YOUR GOAL. Reproduce the listing below without changes, except that pictures are left out.

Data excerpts
::::::
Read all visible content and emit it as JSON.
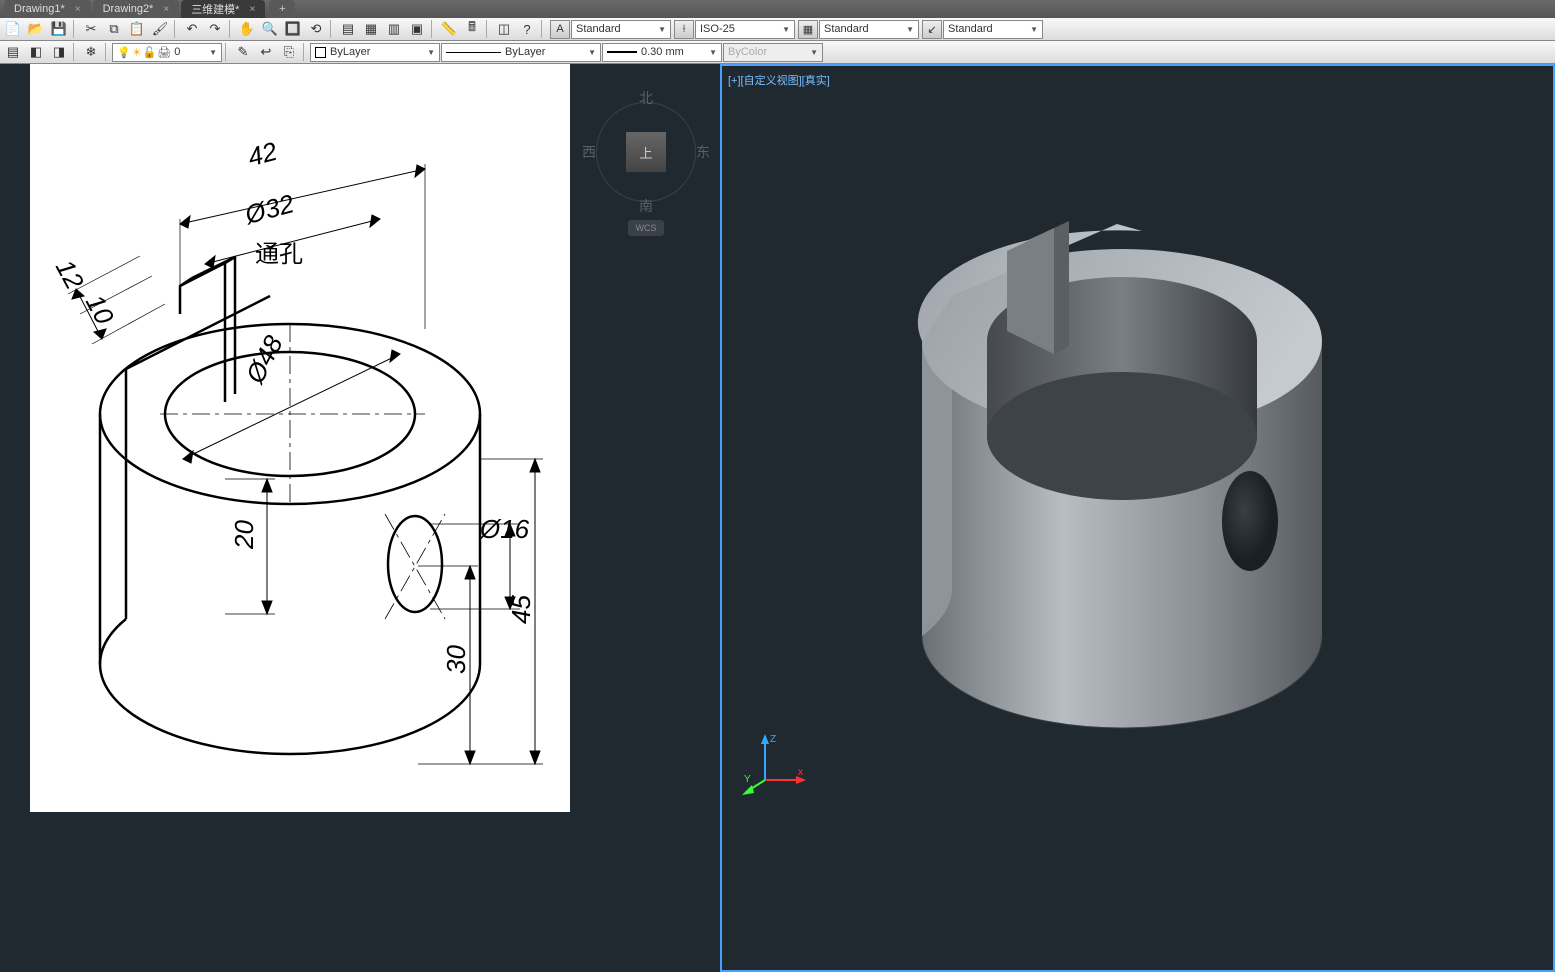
{
  "tabs": [
    {
      "label": "Drawing1*"
    },
    {
      "label": "Drawing2*"
    },
    {
      "label": "三维建模*"
    }
  ],
  "active_tab_index": 2,
  "toolbar1": {
    "text_style": "Standard",
    "dim_style": "ISO-25",
    "table_style": "Standard",
    "mleader_style": "Standard"
  },
  "toolbar2": {
    "layer_id": "0",
    "color": "ByLayer",
    "linetype": "ByLayer",
    "lineweight": "0.30 mm",
    "plotstyle": "ByColor"
  },
  "viewcube": {
    "north": "北",
    "south": "南",
    "east": "东",
    "west": "西",
    "top": "上",
    "wcs": "WCS"
  },
  "viewport_label": "[+][自定义视图][真实]",
  "drawing": {
    "dims": {
      "d42": "42",
      "d32": "Ø32",
      "through": "通孔",
      "d48": "Ø48",
      "d12": "12",
      "d10": "10",
      "d20": "20",
      "d16": "Ø16",
      "d30": "30",
      "d45": "45"
    }
  },
  "ucs": {
    "x": "x",
    "y": "Y",
    "z": "Z"
  }
}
::::::
ANSWER IN FULL.
Read all visible content and emit it as JSON.
{
  "tabs": [
    {
      "label": "Drawing1*"
    },
    {
      "label": "Drawing2*"
    },
    {
      "label": "三维建模*"
    }
  ],
  "active_tab_index": 2,
  "toolbar1": {
    "text_style": "Standard",
    "dim_style": "ISO-25",
    "table_style": "Standard",
    "mleader_style": "Standard"
  },
  "toolbar2": {
    "layer_id": "0",
    "color": "ByLayer",
    "linetype": "ByLayer",
    "lineweight": "0.30 mm",
    "plotstyle": "ByColor"
  },
  "viewcube": {
    "north": "北",
    "south": "南",
    "east": "东",
    "west": "西",
    "top": "上",
    "wcs": "WCS"
  },
  "viewport_label": "[+][自定义视图][真实]",
  "drawing": {
    "dims": {
      "d42": "42",
      "d32": "Ø32",
      "through": "通孔",
      "d48": "Ø48",
      "d12": "12",
      "d10": "10",
      "d20": "20",
      "d16": "Ø16",
      "d30": "30",
      "d45": "45"
    }
  },
  "ucs": {
    "x": "x",
    "y": "Y",
    "z": "Z"
  }
}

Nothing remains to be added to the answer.